> **TASK DETAILS**
Copy, from the entries below, each line where the word "than" can be found.

> **DATA FOR PROCESSING**
+===+

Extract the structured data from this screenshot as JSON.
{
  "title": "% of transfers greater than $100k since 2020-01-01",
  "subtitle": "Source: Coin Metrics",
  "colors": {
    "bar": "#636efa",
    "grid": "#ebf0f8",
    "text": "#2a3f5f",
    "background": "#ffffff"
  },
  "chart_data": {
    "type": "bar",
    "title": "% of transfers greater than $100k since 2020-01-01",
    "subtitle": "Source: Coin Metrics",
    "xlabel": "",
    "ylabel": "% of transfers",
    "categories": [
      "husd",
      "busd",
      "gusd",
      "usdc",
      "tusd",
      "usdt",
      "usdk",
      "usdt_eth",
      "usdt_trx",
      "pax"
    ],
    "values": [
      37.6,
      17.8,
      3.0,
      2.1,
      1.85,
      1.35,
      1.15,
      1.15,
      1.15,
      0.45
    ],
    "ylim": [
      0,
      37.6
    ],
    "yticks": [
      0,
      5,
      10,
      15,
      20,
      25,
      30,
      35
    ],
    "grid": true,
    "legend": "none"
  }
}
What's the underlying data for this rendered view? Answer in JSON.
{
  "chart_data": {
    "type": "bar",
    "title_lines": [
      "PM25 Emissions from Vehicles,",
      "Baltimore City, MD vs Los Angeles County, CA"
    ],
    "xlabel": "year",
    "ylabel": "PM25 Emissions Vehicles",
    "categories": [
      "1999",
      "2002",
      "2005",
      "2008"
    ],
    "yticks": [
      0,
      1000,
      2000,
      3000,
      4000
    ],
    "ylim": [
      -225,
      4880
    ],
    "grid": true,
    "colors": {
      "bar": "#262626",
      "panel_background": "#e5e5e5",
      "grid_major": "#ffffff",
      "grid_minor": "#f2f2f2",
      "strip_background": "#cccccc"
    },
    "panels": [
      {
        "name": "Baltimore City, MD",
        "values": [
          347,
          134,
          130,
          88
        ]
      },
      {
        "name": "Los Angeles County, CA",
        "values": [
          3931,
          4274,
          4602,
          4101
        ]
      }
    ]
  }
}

+===+

> **EXERCISE ANSWER**
  "title": "% of transfers greater than $100k since 2020-01-01",
    "title": "% of transfers greater than $100k since 2020-01-01",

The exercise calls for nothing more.